▶ Dataset items:
* * * *

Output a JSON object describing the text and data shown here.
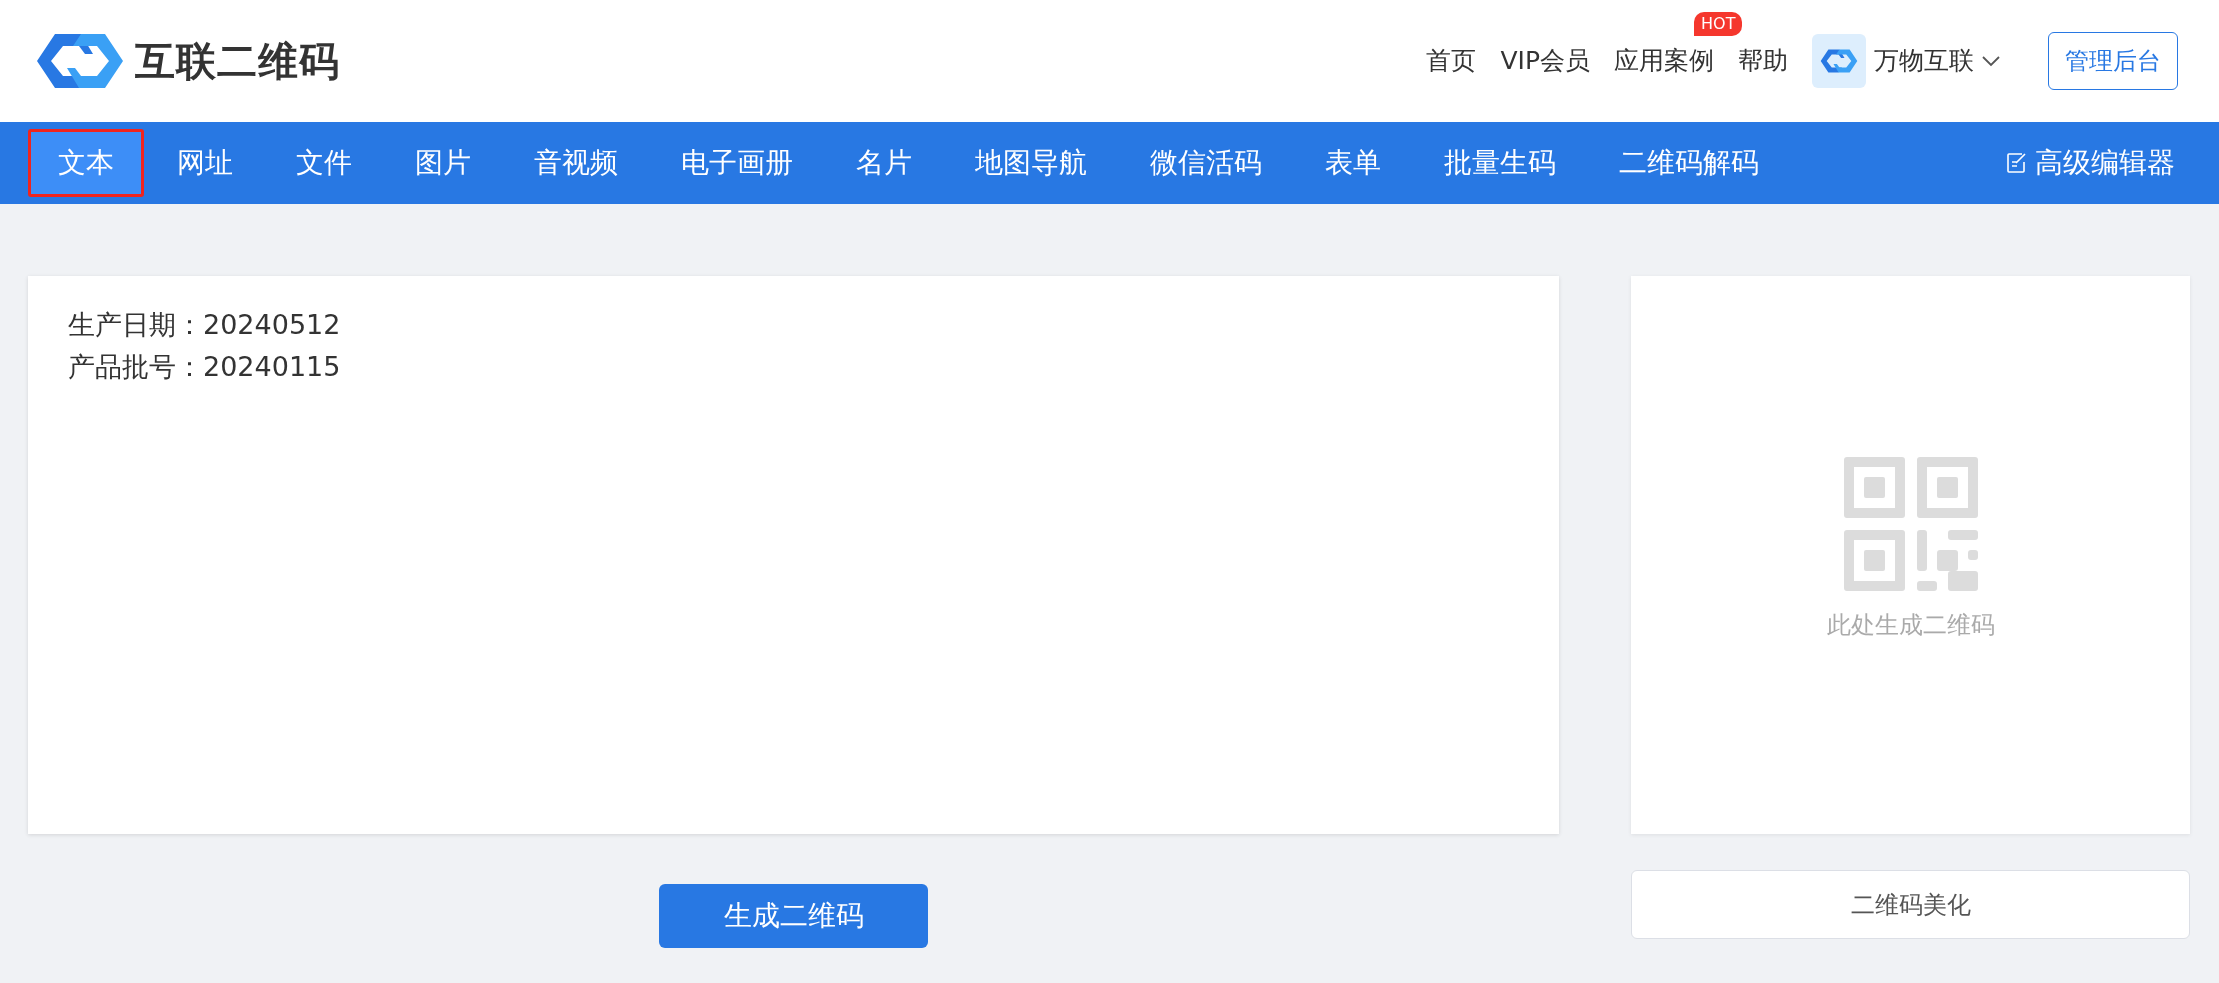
{
  "logo": {
    "text": "互联二维码"
  },
  "top_nav": [
    {
      "label": "首页"
    },
    {
      "label": "VIP会员"
    },
    {
      "label": "应用案例",
      "badge": "HOT"
    },
    {
      "label": "帮助"
    }
  ],
  "account": {
    "name": "万物互联"
  },
  "admin_button": "管理后台",
  "tabs": [
    {
      "label": "文本",
      "selected": true
    },
    {
      "label": "网址",
      "selected": false
    },
    {
      "label": "文件",
      "selected": false
    },
    {
      "label": "图片",
      "selected": false
    },
    {
      "label": "音视频",
      "selected": false
    },
    {
      "label": "电子画册",
      "selected": false
    },
    {
      "label": "名片",
      "selected": false
    },
    {
      "label": "地图导航",
      "selected": false
    },
    {
      "label": "微信活码",
      "selected": false
    },
    {
      "label": "表单",
      "selected": false
    },
    {
      "label": "批量生码",
      "selected": false
    },
    {
      "label": "二维码解码",
      "selected": false
    }
  ],
  "advanced_editor": "高级编辑器",
  "editor": {
    "value": "生产日期：20240512\n产品批号：20240115"
  },
  "preview": {
    "text": "此处生成二维码"
  },
  "generate_button": "生成二维码",
  "beautify_button": "二维码美化"
}
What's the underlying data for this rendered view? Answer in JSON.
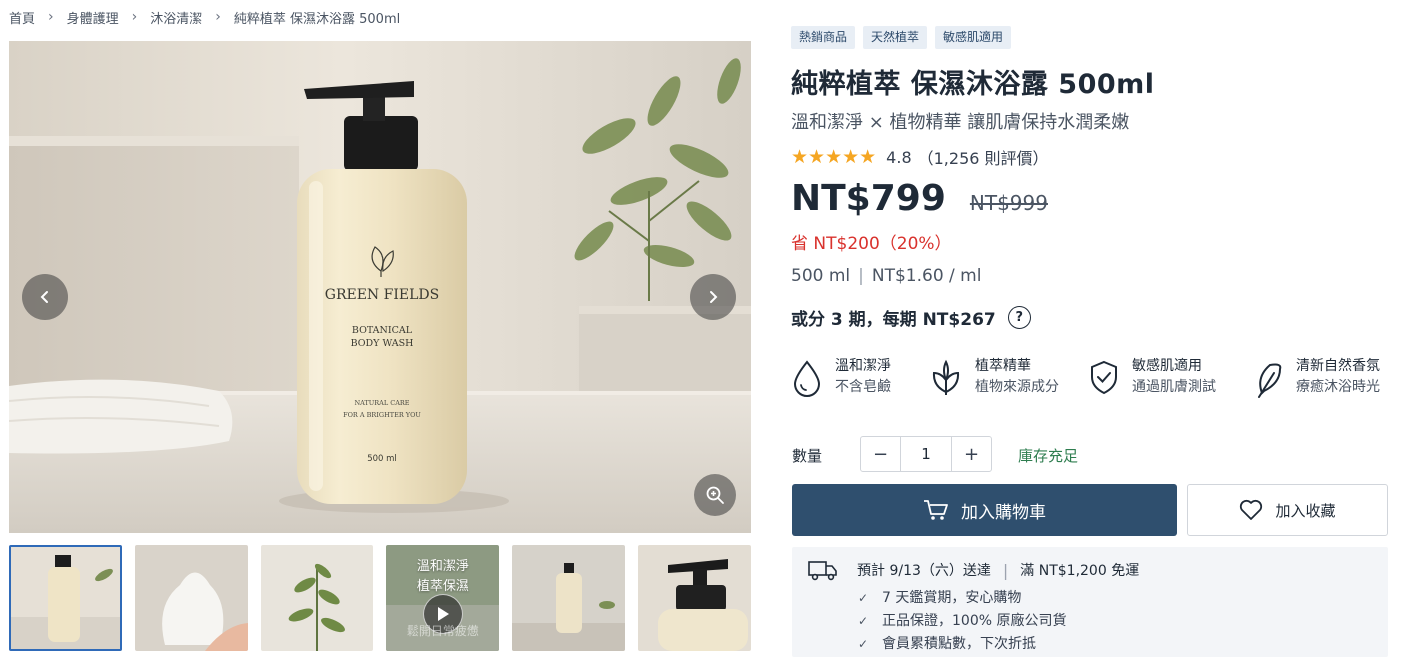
{
  "breadcrumb": [
    "首頁",
    "身體護理",
    "沐浴清潔",
    "純粹植萃 保濕沐浴露 500ml"
  ],
  "product_image": {
    "bottle_brand": "GREEN FIELDS",
    "bottle_line1": "BOTANICAL",
    "bottle_line2": "BODY WASH",
    "bottle_tag1": "NATURAL CARE",
    "bottle_tag2": "FOR A BRIGHTER YOU",
    "bottle_volume": "500 ml"
  },
  "thumbnails": {
    "video_title1": "溫和潔淨",
    "video_title2": "植萃保濕",
    "video_caption": "鬆開日常疲憊"
  },
  "tags": [
    "熱銷商品",
    "天然植萃",
    "敏感肌適用"
  ],
  "title": "純粹植萃 保濕沐浴露 500ml",
  "subtitle": "溫和潔淨 × 植物精華 讓肌膚保持水潤柔嫩",
  "rating": {
    "stars": "★★★★★",
    "score": "4.8",
    "count": "（1,256 則評價）"
  },
  "price": {
    "current": "NT$799",
    "original": "NT$999",
    "save": "省 NT$200（20%）",
    "unit_size": "500 ml",
    "unit_price": "NT$1.60 / ml",
    "installment": "或分 3 期，每期 NT$267"
  },
  "features": [
    {
      "title": "溫和潔淨",
      "desc": "不含皂鹼",
      "icon": "drop-icon"
    },
    {
      "title": "植萃精華",
      "desc": "植物來源成分",
      "icon": "leaf-icon"
    },
    {
      "title": "敏感肌適用",
      "desc": "通過肌膚測試",
      "icon": "shield-icon"
    },
    {
      "title": "清新自然香氛",
      "desc": "療癒沐浴時光",
      "icon": "feather-leaf-icon"
    }
  ],
  "quantity": {
    "label": "數量",
    "minus": "−",
    "value": "1",
    "plus": "+",
    "stock": "庫存充足"
  },
  "actions": {
    "add_to_cart": "加入購物車",
    "wishlist": "加入收藏"
  },
  "shipping": {
    "estimate": "預計 9/13（六）送達",
    "free_shipping": "滿 NT$1,200 免運",
    "items": [
      "7 天鑑賞期，安心購物",
      "正品保證，100% 原廠公司貨",
      "會員累積點數，下次折抵"
    ]
  },
  "colors": {
    "primary": "#2f4f6e",
    "discount": "#d9322d",
    "stock": "#2e7d4f",
    "star": "#f5a623",
    "tag_bg": "#e8eef5"
  }
}
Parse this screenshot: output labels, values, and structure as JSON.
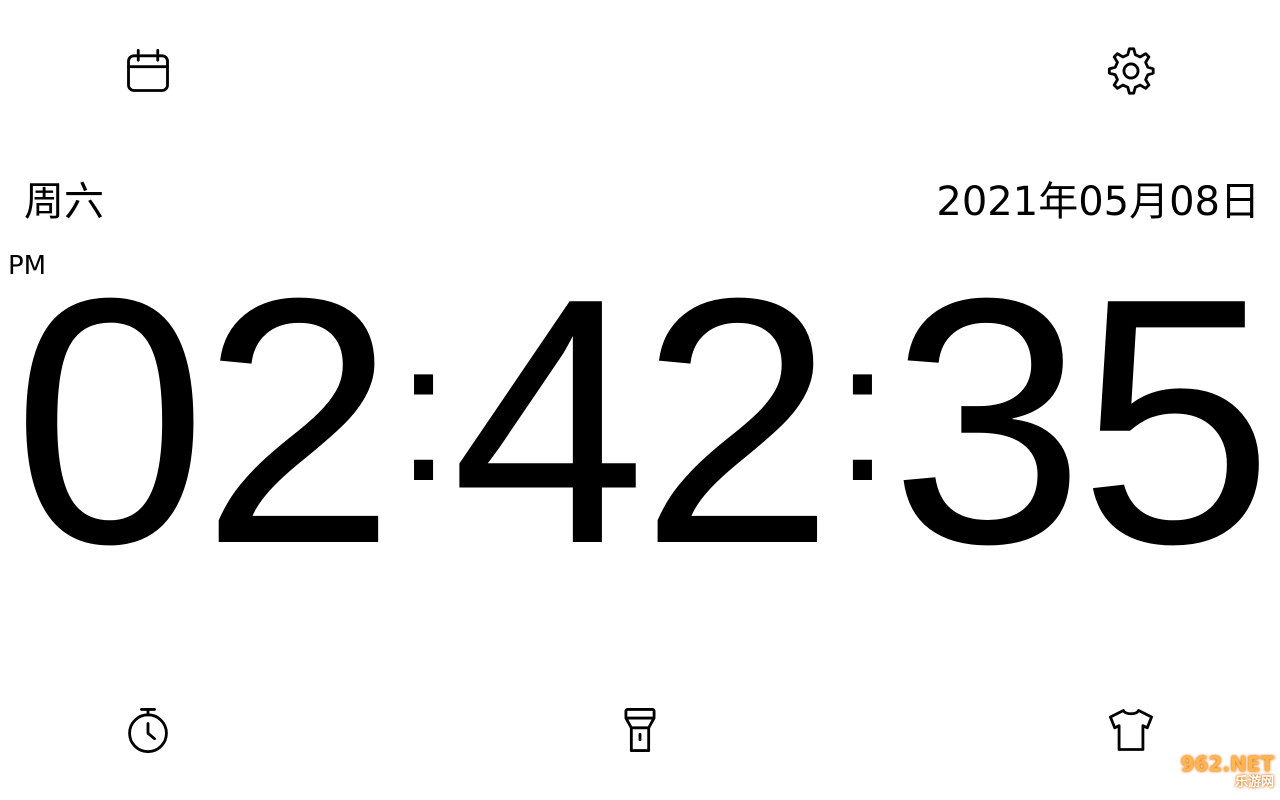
{
  "app": {
    "icons": {
      "calendar": "calendar-icon",
      "settings": "gear-icon",
      "timer": "stopwatch-icon",
      "flashlight": "flashlight-icon",
      "theme": "tshirt-icon"
    }
  },
  "date_info": {
    "weekday": "周六",
    "date": "2021年05月08日",
    "ampm": "PM"
  },
  "clock": {
    "hours": "02",
    "minutes": "42",
    "seconds": "35",
    "separator": ":"
  },
  "watermark": {
    "line1": "962.NET",
    "line2": "乐游网"
  },
  "colors": {
    "background": "#ffffff",
    "text": "#000000"
  }
}
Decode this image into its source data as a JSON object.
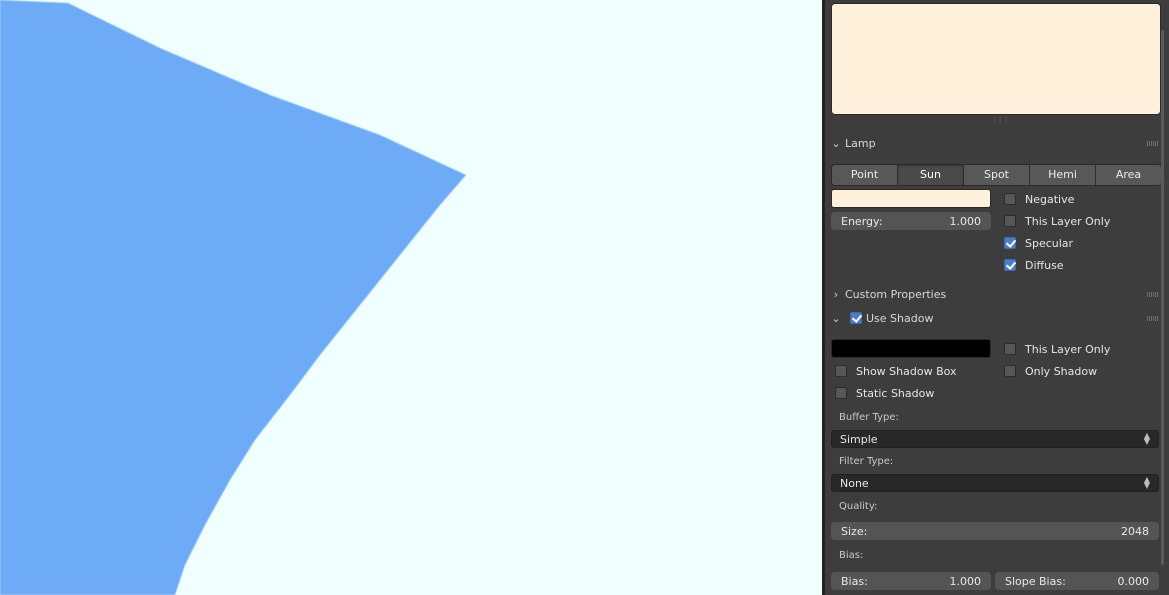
{
  "colors": {
    "viewport_bg": "#f0ffff",
    "plane": "#6eabf6",
    "lamp_color": "#fff1dc",
    "shadow_color": "#000000",
    "panel_bg": "#3d3d3d",
    "accent": "#4a7dc4"
  },
  "lamp": {
    "title": "Lamp",
    "tabs": [
      {
        "label": "Point",
        "active": false
      },
      {
        "label": "Sun",
        "active": true
      },
      {
        "label": "Spot",
        "active": false
      },
      {
        "label": "Hemi",
        "active": false
      },
      {
        "label": "Area",
        "active": false
      }
    ],
    "energy_label": "Energy:",
    "energy_value": "1.000",
    "negative": {
      "label": "Negative",
      "checked": false
    },
    "this_layer_only": {
      "label": "This Layer Only",
      "checked": false
    },
    "specular": {
      "label": "Specular",
      "checked": true
    },
    "diffuse": {
      "label": "Diffuse",
      "checked": true
    }
  },
  "custom_properties": {
    "title": "Custom Properties"
  },
  "shadow": {
    "title": "Use Shadow",
    "use_shadow_checked": true,
    "this_layer_only": {
      "label": "This Layer Only",
      "checked": false
    },
    "show_shadow_box": {
      "label": "Show Shadow Box",
      "checked": false
    },
    "only_shadow": {
      "label": "Only Shadow",
      "checked": false
    },
    "static_shadow": {
      "label": "Static Shadow",
      "checked": false
    },
    "buffer_type_label": "Buffer Type:",
    "buffer_type_value": "Simple",
    "filter_type_label": "Filter Type:",
    "filter_type_value": "None",
    "quality_label": "Quality:",
    "size_label": "Size:",
    "size_value": "2048",
    "bias_heading": "Bias:",
    "bias_label": "Bias:",
    "bias_value": "1.000",
    "slope_bias_label": "Slope Bias:",
    "slope_bias_value": "0.000"
  }
}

* * * *

Repeat the listing in full and exactly. Do not include any images.

▶ The answer:
Output a JSON object describing the text and data shown here.
{
  "logo": {
    "text": "互联二维码"
  },
  "top_nav": [
    {
      "label": "首页"
    },
    {
      "label": "VIP会员"
    },
    {
      "label": "应用案例",
      "badge": "HOT"
    },
    {
      "label": "帮助"
    }
  ],
  "account": {
    "name": "万物互联"
  },
  "admin_button": "管理后台",
  "tabs": [
    {
      "label": "文本",
      "selected": true
    },
    {
      "label": "网址",
      "selected": false
    },
    {
      "label": "文件",
      "selected": false
    },
    {
      "label": "图片",
      "selected": false
    },
    {
      "label": "音视频",
      "selected": false
    },
    {
      "label": "电子画册",
      "selected": false
    },
    {
      "label": "名片",
      "selected": false
    },
    {
      "label": "地图导航",
      "selected": false
    },
    {
      "label": "微信活码",
      "selected": false
    },
    {
      "label": "表单",
      "selected": false
    },
    {
      "label": "批量生码",
      "selected": false
    },
    {
      "label": "二维码解码",
      "selected": false
    }
  ],
  "advanced_editor": "高级编辑器",
  "editor": {
    "value": "生产日期：20240512\n产品批号：20240115"
  },
  "preview": {
    "text": "此处生成二维码"
  },
  "generate_button": "生成二维码",
  "beautify_button": "二维码美化"
}
What's the underlying data for this rendered view? Answer in JSON.
{
  "breadcrumb": [
    "首頁",
    "身體護理",
    "沐浴清潔",
    "純粹植萃 保濕沐浴露 500ml"
  ],
  "product_image": {
    "bottle_brand": "GREEN FIELDS",
    "bottle_line1": "BOTANICAL",
    "bottle_line2": "BODY WASH",
    "bottle_tag1": "NATURAL CARE",
    "bottle_tag2": "FOR A BRIGHTER YOU",
    "bottle_volume": "500 ml"
  },
  "thumbnails": {
    "video_title1": "溫和潔淨",
    "video_title2": "植萃保濕",
    "video_caption": "鬆開日常疲憊"
  },
  "tags": [
    "熱銷商品",
    "天然植萃",
    "敏感肌適用"
  ],
  "title": "純粹植萃 保濕沐浴露 500ml",
  "subtitle": "溫和潔淨 × 植物精華 讓肌膚保持水潤柔嫩",
  "rating": {
    "stars": "★★★★★",
    "score": "4.8",
    "count": "（1,256 則評價）"
  },
  "price": {
    "current": "NT$799",
    "original": "NT$999",
    "save": "省 NT$200（20%）",
    "unit_size": "500 ml",
    "unit_price": "NT$1.60 / ml",
    "installment": "或分 3 期，每期 NT$267"
  },
  "features": [
    {
      "title": "溫和潔淨",
      "desc": "不含皂鹼",
      "icon": "drop-icon"
    },
    {
      "title": "植萃精華",
      "desc": "植物來源成分",
      "icon": "leaf-icon"
    },
    {
      "title": "敏感肌適用",
      "desc": "通過肌膚測試",
      "icon": "shield-icon"
    },
    {
      "title": "清新自然香氛",
      "desc": "療癒沐浴時光",
      "icon": "feather-leaf-icon"
    }
  ],
  "quantity": {
    "label": "數量",
    "minus": "−",
    "value": "1",
    "plus": "+",
    "stock": "庫存充足"
  },
  "actions": {
    "add_to_cart": "加入購物車",
    "wishlist": "加入收藏"
  },
  "shipping": {
    "estimate": "預計 9/13（六）送達",
    "free_shipping": "滿 NT$1,200 免運",
    "items": [
      "7 天鑑賞期，安心購物",
      "正品保證，100% 原廠公司貨",
      "會員累積點數，下次折抵"
    ]
  },
  "colors": {
    "primary": "#2f4f6e",
    "discount": "#d9322d",
    "stock": "#2e7d4f",
    "star": "#f5a623",
    "tag_bg": "#e8eef5"
  }
}
Parse this screenshot: output labels, values, and structure as JSON.
{
  "app": {
    "icons": {
      "calendar": "calendar-icon",
      "settings": "gear-icon",
      "timer": "stopwatch-icon",
      "flashlight": "flashlight-icon",
      "theme": "tshirt-icon"
    }
  },
  "date_info": {
    "weekday": "周六",
    "date": "2021年05月08日",
    "ampm": "PM"
  },
  "clock": {
    "hours": "02",
    "minutes": "42",
    "seconds": "35",
    "separator": ":"
  },
  "watermark": {
    "line1": "962.NET",
    "line2": "乐游网"
  },
  "colors": {
    "background": "#ffffff",
    "text": "#000000"
  }
}
Decode this image into its source data as a JSON object.
{
  "colors": {
    "viewport_bg": "#f0ffff",
    "plane": "#6eabf6",
    "lamp_color": "#fff1dc",
    "shadow_color": "#000000",
    "panel_bg": "#3d3d3d",
    "accent": "#4a7dc4"
  },
  "lamp": {
    "title": "Lamp",
    "tabs": [
      {
        "label": "Point",
        "active": false
      },
      {
        "label": "Sun",
        "active": true
      },
      {
        "label": "Spot",
        "active": false
      },
      {
        "label": "Hemi",
        "active": false
      },
      {
        "label": "Area",
        "active": false
      }
    ],
    "energy_label": "Energy:",
    "energy_value": "1.000",
    "negative": {
      "label": "Negative",
      "checked": false
    },
    "this_layer_only": {
      "label": "This Layer Only",
      "checked": false
    },
    "specular": {
      "label": "Specular",
      "checked": true
    },
    "diffuse": {
      "label": "Diffuse",
      "checked": true
    }
  },
  "custom_properties": {
    "title": "Custom Properties"
  },
  "shadow": {
    "title": "Use Shadow",
    "use_shadow_checked": true,
    "this_layer_only": {
      "label": "This Layer Only",
      "checked": false
    },
    "show_shadow_box": {
      "label": "Show Shadow Box",
      "checked": false
    },
    "only_shadow": {
      "label": "Only Shadow",
      "checked": false
    },
    "static_shadow": {
      "label": "Static Shadow",
      "checked": false
    },
    "buffer_type_label": "Buffer Type:",
    "buffer_type_value": "Simple",
    "filter_type_label": "Filter Type:",
    "filter_type_value": "None",
    "quality_label": "Quality:",
    "size_label": "Size:",
    "size_value": "2048",
    "bias_heading": "Bias:",
    "bias_label": "Bias:",
    "bias_value": "1.000",
    "slope_bias_label": "Slope Bias:",
    "slope_bias_value": "0.000"
  }
}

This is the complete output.